▸ **TAREFA A**
Responda com base no texto sobre o Rio de Janeiro:
(i) Onde nasceu quem escreve o texto?
(ii) Que nome é dado ao grande fluxo de teatro a céu aberto proposto para a cidade?
(iii) Que escritor carioca é citado como um dos grandes inspiradores de quem escreve?
▸ **TAREFA B**
Reescreva de forma mais breve o parágrafo do texto sobre o Rio de Janeiro que começa com "Bom, por conta da doutrinação insana", mantendo seus fatos principais.
▸ **TAREFA C**
Estenda o texto sobre o Rio de Janeiro, continuando a partir da sua última frase.

[TEXTO FORNECIDO]

Nasci no Distrito Federal, capital cultural do país, capital do país. Durante a infância, me afeiçoei à ideia, por obra e graça do poder, hábil, naquela época, na arte de implantar em nós um profundo civismo. Quando decidiram mudar a capital, eu ainda era criança, mas não gostei nada, esbravejei. A vida seguiu de perda em perda, e foram retumbantes os meus furores domésticos contra o esvaziamento total da importância da cidade. Contudo, ela permanecia linda. E culta. Recentemente…

 

Bom, por conta da doutrinação insana que eu sofri no inicio da vida, uma cariocagem desvairada, detesto quando maltratam o Rio de Janeiro. Sou Distrito Federal, sou Guanabara, sou Rio de Janeiro. Sou esta pequena partícula de terra bronzeada incrustada nas montanhas cansadas deste litoral velho ao sul. Mexeu com o Rio, mexeu comigo.

 

Portanto, não desisto de lutar pelo Rio e penso que neste descalabro total em que vivemos agora só há uma saída: teatralizar a cidade. Transformar o Rio num grande fluxo de teatro a céu aberto, Teatro de Janeiro. O plano é diabólico, proponho que a arte do palco envolva tudo e todos, num reformismo mais avançado do que aquele que moveu um dos meus grandes inspiradores, Lima Barreto, carioca também, Distrito Federal destilado. Nada de Pereira Passos, a coisa tem que ser mais adiante! Cariocas, avante!

[/TEXTO FORNECIDO]
[DADOS PARA ANÁLISE]

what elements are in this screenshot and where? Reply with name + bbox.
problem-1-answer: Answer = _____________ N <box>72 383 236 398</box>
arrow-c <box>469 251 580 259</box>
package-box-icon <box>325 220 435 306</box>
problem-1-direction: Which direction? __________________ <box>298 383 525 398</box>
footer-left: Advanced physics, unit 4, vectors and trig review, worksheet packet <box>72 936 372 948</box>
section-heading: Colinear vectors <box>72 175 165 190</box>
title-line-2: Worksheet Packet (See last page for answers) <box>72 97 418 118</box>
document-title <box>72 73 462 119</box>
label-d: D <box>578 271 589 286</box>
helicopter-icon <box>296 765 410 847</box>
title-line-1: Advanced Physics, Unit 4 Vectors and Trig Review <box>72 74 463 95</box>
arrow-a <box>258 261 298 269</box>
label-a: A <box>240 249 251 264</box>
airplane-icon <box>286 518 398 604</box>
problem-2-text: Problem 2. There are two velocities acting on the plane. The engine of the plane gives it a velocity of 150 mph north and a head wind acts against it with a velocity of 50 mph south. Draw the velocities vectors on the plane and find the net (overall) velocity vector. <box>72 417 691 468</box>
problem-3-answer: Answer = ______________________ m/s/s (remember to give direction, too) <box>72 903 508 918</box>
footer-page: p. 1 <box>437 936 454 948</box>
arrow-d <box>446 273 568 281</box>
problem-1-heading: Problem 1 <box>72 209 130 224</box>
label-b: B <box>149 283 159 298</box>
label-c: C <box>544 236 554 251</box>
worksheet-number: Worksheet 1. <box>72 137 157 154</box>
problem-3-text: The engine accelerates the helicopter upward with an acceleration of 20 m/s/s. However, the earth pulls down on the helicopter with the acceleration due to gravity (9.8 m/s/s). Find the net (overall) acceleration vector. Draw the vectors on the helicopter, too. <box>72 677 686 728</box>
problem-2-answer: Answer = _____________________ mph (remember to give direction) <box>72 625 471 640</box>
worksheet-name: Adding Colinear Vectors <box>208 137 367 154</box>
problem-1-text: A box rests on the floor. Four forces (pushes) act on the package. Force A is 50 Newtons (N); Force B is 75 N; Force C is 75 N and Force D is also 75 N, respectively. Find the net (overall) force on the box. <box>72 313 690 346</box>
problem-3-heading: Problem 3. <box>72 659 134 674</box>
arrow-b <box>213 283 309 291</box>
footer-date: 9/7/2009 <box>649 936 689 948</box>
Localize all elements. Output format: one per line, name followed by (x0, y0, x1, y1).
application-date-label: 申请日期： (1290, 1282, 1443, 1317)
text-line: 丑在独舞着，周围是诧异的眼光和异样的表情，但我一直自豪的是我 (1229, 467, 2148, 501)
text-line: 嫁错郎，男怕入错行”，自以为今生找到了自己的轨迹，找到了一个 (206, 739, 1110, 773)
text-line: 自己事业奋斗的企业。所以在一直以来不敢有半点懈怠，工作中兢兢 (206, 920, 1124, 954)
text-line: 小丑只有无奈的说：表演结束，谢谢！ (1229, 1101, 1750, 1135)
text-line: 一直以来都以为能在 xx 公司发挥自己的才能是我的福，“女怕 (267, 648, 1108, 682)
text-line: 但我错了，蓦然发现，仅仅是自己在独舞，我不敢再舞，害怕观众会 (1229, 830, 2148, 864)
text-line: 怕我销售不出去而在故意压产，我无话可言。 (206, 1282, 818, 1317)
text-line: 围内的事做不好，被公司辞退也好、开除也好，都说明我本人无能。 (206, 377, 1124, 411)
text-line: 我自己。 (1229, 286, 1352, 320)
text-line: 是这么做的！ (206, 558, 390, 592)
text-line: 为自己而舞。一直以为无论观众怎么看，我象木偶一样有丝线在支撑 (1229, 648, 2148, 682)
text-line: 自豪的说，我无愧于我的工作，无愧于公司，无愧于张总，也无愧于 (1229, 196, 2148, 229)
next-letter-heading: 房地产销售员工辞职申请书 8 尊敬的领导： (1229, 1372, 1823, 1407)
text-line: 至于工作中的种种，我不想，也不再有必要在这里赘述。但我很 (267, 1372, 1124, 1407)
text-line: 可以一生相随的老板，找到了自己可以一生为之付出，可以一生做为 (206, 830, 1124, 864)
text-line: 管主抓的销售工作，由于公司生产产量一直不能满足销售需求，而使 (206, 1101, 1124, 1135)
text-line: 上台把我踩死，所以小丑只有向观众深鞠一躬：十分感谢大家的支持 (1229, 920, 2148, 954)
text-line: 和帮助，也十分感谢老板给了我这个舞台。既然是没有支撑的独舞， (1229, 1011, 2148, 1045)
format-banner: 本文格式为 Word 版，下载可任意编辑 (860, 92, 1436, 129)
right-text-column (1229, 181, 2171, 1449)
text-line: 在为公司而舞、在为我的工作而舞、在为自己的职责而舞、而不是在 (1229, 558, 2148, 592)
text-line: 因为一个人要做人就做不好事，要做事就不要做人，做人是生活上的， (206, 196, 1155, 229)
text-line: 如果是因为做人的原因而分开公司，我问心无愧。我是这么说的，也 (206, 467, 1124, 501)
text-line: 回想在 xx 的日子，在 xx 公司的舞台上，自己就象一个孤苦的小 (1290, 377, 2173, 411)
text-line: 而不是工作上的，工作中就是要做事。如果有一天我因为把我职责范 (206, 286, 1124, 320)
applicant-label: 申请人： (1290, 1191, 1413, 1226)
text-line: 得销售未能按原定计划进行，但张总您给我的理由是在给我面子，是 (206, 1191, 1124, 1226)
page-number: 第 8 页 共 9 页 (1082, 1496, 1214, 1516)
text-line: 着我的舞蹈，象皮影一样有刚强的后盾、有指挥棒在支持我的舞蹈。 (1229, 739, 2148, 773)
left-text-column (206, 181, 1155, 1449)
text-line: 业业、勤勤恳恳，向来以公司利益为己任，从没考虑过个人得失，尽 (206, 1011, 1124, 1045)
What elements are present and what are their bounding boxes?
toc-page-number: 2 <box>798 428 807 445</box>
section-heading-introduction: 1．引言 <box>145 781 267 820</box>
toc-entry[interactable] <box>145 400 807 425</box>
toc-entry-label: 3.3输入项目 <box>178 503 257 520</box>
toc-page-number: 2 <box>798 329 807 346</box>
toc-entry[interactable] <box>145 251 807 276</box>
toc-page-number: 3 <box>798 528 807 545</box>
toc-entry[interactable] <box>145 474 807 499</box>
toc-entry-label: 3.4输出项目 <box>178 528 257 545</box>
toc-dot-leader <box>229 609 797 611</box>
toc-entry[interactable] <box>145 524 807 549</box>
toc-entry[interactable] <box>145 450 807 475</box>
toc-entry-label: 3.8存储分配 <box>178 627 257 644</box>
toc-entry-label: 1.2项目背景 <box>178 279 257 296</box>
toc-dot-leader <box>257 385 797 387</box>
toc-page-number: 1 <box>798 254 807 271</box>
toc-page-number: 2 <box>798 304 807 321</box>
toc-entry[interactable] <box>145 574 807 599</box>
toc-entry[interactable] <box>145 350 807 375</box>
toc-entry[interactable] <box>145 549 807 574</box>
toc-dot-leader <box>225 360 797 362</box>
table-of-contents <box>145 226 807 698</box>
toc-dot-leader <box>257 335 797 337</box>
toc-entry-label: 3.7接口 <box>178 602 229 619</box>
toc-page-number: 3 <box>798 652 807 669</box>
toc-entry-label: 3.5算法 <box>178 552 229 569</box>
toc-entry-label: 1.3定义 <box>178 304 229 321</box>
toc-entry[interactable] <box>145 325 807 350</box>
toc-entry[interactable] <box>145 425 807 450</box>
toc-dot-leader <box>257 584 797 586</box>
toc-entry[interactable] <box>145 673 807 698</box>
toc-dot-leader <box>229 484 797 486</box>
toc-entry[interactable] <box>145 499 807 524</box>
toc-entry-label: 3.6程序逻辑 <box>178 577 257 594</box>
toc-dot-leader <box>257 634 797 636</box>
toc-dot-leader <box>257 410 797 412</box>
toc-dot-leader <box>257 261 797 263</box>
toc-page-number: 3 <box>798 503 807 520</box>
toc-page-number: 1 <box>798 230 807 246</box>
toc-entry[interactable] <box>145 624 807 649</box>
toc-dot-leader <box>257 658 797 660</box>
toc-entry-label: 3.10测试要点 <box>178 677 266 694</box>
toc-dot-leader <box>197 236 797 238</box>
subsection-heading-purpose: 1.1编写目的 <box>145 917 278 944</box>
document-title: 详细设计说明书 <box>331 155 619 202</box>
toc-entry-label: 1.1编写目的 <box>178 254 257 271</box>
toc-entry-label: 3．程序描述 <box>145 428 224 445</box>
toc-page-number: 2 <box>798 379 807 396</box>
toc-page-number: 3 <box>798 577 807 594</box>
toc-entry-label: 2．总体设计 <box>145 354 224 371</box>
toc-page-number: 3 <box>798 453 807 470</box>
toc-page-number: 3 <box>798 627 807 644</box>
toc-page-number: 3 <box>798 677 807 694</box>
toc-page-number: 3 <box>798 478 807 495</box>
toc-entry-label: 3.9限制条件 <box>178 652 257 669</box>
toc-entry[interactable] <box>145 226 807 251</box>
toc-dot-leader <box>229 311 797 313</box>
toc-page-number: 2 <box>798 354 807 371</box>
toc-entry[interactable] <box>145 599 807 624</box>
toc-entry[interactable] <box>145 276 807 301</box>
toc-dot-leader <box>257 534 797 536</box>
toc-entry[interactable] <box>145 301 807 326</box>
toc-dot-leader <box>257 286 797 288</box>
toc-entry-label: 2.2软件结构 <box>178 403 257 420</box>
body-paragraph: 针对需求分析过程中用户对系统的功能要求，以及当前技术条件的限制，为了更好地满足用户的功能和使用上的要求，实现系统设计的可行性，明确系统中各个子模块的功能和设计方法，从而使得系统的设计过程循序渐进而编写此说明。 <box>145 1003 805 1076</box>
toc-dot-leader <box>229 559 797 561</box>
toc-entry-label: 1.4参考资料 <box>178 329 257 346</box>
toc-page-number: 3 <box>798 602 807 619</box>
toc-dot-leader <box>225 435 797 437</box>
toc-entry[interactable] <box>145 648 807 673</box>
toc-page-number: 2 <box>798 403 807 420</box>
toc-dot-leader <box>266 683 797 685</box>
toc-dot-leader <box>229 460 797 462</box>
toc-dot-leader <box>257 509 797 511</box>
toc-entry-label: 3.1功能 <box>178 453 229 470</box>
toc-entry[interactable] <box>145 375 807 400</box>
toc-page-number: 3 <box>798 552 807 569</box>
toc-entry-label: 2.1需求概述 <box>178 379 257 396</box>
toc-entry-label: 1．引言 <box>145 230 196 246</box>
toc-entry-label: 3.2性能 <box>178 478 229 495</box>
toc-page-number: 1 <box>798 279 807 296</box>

[/DADOS PARA ANÁLISE]

▸ **RESPOSTA DO EXERCÍCIO A**
(i) No Distrito Federal.
(ii) Teatro de Janeiro.
(iii) Lima Barreto.

▸ **RESPOSTA DO EXERCÍCIO B**
Por causa de uma doutrinação carioca desvairada no início da vida, detesto quando maltratam o Rio de Janeiro. Sou Distrito Federal, Guanabara e Rio de Janeiro, uma pequena partícula de terra bronzeada entre as montanhas cansadas do velho litoral sul. Quem mexe com o Rio mexe comigo.

▸ **RESPOSTA DO EXERCÍCIO C**
Começaria assim – faríamos uma intervenção decidida na gerência urbana mais ampla. Exigiríamos do alcaide que estivesse no cargo a adoção de um Plano Diretor de Vitalidade Urbana – o PDVU. O PDVU imporia uma visão teatral para cada recanto da cidade, detalhadamente, ao ponto que se pudesse ter uma cidade-poema cênico, uma instalação de arte coletiva capaz de deslumbrar todo o ocidente. Sim, a ação aconteceria por bairros e de bairro em bairro ergueríamos uma cidade-arte inédita, nunca vista no mundo, quiçá na Via Láctea ou mesmo em todo o universo. Seria uma teatralização moderna, construída a partir da realidade cotidiana aqui e agora, e não uma enxurrada de voos metafísicos.

 

É evidente que o lugar número um da proposta do PDVU seria Copacabana. A Princesinha do Mar seria transformada de maneira descarada no bairro trans, no bairro fantasia, no bairro sonho. Por todas as esquinas seria estimulada a implantação de lojas de fantasias. O traje típico de Copacabana seria “à fantasia”. Os salões de beleza – você sabem que Copacabana tem uma inflação de salões de beleza, não? – seriam estimulados, com redução de impostos, para que organizassem desfiles, mostras, encontros de Fantasia de Si. Quer dizer, além de andar metido em fantasia, o transeunte poderia usar os salões para transformar face, cabelos, superfícies maquiáveis.

 

As lojas de fantasias seriam (ou poderiam ser) verdadeiros ateliês de criação – fantasia encalhada, fantasia reciclada. Imaginação pediu, fantasia surgiu – qualquer um poderia encomendar aquela fantasia esquisita desejada por toda a vida sem esperança de realização. No Carnaval, seria permitido usar fantasia de gente comum, para surpreender os turistas desavisados que estivessem muito exaltados buscando adrenalina nas ruas do bairro. E Copacabana continuaria a ser assim a nossa maior referência universal. A trilha sonora seria o bolero e a marchinha, a chuva seria confete, as cortinas puras serpentinas.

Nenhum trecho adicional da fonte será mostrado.